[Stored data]
----
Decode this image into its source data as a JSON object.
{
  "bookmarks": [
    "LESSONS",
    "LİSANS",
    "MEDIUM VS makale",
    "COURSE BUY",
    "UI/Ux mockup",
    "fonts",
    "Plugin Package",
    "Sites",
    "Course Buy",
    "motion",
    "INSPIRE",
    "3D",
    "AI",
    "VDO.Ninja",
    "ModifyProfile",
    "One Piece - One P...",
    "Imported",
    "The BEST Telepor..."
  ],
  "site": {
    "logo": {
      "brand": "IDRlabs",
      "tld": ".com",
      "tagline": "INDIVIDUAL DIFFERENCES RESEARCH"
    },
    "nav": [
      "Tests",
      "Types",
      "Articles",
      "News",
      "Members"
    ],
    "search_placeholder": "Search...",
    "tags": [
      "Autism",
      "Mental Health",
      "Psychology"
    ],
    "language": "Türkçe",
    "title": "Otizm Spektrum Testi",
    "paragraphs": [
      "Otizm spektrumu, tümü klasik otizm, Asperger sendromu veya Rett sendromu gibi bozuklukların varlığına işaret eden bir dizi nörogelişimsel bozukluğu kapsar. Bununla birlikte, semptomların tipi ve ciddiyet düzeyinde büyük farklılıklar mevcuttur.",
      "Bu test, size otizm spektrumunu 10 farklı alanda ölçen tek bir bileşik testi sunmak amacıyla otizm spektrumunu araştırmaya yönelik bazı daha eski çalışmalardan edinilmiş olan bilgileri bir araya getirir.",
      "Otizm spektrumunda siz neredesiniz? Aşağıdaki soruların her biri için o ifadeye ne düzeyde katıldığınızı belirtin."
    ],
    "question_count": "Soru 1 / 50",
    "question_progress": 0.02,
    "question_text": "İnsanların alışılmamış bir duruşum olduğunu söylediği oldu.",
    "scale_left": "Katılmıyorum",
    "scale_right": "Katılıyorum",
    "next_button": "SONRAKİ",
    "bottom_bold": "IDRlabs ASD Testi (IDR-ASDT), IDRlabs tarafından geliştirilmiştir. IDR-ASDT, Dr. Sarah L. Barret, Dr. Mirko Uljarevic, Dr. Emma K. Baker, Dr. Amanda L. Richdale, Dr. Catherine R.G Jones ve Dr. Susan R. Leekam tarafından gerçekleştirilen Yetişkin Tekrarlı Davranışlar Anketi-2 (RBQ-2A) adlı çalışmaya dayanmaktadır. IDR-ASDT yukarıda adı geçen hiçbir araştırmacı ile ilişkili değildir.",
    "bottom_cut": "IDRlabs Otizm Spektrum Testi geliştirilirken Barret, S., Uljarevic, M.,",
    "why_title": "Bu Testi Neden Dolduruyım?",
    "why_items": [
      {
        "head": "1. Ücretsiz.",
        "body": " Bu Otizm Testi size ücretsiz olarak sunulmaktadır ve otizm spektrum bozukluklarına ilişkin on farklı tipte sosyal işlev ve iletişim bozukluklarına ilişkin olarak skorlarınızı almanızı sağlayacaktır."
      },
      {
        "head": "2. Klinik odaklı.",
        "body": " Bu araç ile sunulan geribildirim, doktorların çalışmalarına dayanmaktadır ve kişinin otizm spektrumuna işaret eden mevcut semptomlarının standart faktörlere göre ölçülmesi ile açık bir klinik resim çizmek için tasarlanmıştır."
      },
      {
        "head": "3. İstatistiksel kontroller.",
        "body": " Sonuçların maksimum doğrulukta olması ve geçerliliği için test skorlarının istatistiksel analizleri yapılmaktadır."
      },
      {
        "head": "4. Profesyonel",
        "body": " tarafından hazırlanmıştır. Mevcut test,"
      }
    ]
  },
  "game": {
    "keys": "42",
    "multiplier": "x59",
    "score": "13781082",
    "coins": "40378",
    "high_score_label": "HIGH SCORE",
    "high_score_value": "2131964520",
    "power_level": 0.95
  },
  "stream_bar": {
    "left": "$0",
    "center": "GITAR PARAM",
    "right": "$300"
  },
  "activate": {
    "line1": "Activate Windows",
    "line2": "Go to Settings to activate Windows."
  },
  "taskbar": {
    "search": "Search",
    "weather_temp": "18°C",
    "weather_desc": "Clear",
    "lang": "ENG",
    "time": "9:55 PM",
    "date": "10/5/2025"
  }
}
----
WORK REQUIRED: Make an exact copy of every entry.

COMPLETE OUTPUT:
Decode this image into its source data as a JSON object.
{
  "bookmarks": [
    "LESSONS",
    "LİSANS",
    "MEDIUM VS makale",
    "COURSE BUY",
    "UI/Ux mockup",
    "fonts",
    "Plugin Package",
    "Sites",
    "Course Buy",
    "motion",
    "INSPIRE",
    "3D",
    "AI",
    "VDO.Ninja",
    "ModifyProfile",
    "One Piece - One P...",
    "Imported",
    "The BEST Telepor..."
  ],
  "site": {
    "logo": {
      "brand": "IDRlabs",
      "tld": ".com",
      "tagline": "INDIVIDUAL DIFFERENCES RESEARCH"
    },
    "nav": [
      "Tests",
      "Types",
      "Articles",
      "News",
      "Members"
    ],
    "search_placeholder": "Search...",
    "tags": [
      "Autism",
      "Mental Health",
      "Psychology"
    ],
    "language": "Türkçe",
    "title": "Otizm Spektrum Testi",
    "paragraphs": [
      "Otizm spektrumu, tümü klasik otizm, Asperger sendromu veya Rett sendromu gibi bozuklukların varlığına işaret eden bir dizi nörogelişimsel bozukluğu kapsar. Bununla birlikte, semptomların tipi ve ciddiyet düzeyinde büyük farklılıklar mevcuttur.",
      "Bu test, size otizm spektrumunu 10 farklı alanda ölçen tek bir bileşik testi sunmak amacıyla otizm spektrumunu araştırmaya yönelik bazı daha eski çalışmalardan edinilmiş olan bilgileri bir araya getirir.",
      "Otizm spektrumunda siz neredesiniz? Aşağıdaki soruların her biri için o ifadeye ne düzeyde katıldığınızı belirtin."
    ],
    "question_count": "Soru 1 / 50",
    "question_progress": 0.02,
    "question_text": "İnsanların alışılmamış bir duruşum olduğunu söylediği oldu.",
    "scale_left": "Katılmıyorum",
    "scale_right": "Katılıyorum",
    "next_button": "SONRAKİ",
    "bottom_bold": "IDRlabs ASD Testi (IDR-ASDT), IDRlabs tarafından geliştirilmiştir. IDR-ASDT, Dr. Sarah L. Barret, Dr. Mirko Uljarevic, Dr. Emma K. Baker, Dr. Amanda L. Richdale, Dr. Catherine R.G Jones ve Dr. Susan R. Leekam tarafından gerçekleştirilen Yetişkin Tekrarlı Davranışlar Anketi-2 (RBQ-2A) adlı çalışmaya dayanmaktadır. IDR-ASDT yukarıda adı geçen hiçbir araştırmacı ile ilişkili değildir.",
    "bottom_cut": "IDRlabs Otizm Spektrum Testi geliştirilirken Barret, S., Uljarevic, M.,",
    "why_title": "Bu Testi Neden Dolduruyım?",
    "why_items": [
      {
        "head": "1. Ücretsiz.",
        "body": " Bu Otizm Testi size ücretsiz olarak sunulmaktadır ve otizm spektrum bozukluklarına ilişkin on farklı tipte sosyal işlev ve iletişim bozukluklarına ilişkin olarak skorlarınızı almanızı sağlayacaktır."
      },
      {
        "head": "2. Klinik odaklı.",
        "body": " Bu araç ile sunulan geribildirim, doktorların çalışmalarına dayanmaktadır ve kişinin otizm spektrumuna işaret eden mevcut semptomlarının standart faktörlere göre ölçülmesi ile açık bir klinik resim çizmek için tasarlanmıştır."
      },
      {
        "head": "3. İstatistiksel kontroller.",
        "body": " Sonuçların maksimum doğrulukta olması ve geçerliliği için test skorlarının istatistiksel analizleri yapılmaktadır."
      },
      {
        "head": "4. Profesyonel",
        "body": " tarafından hazırlanmıştır. Mevcut test,"
      }
    ]
  },
  "game": {
    "keys": "42",
    "multiplier": "x59",
    "score": "13781082",
    "coins": "40378",
    "high_score_label": "HIGH SCORE",
    "high_score_value": "2131964520",
    "power_level": 0.95
  },
  "stream_bar": {
    "left": "$0",
    "center": "GITAR PARAM",
    "right": "$300"
  },
  "activate": {
    "line1": "Activate Windows",
    "line2": "Go to Settings to activate Windows."
  },
  "taskbar": {
    "search": "Search",
    "weather_temp": "18°C",
    "weather_desc": "Clear",
    "lang": "ENG",
    "time": "9:55 PM",
    "date": "10/5/2025"
  }
}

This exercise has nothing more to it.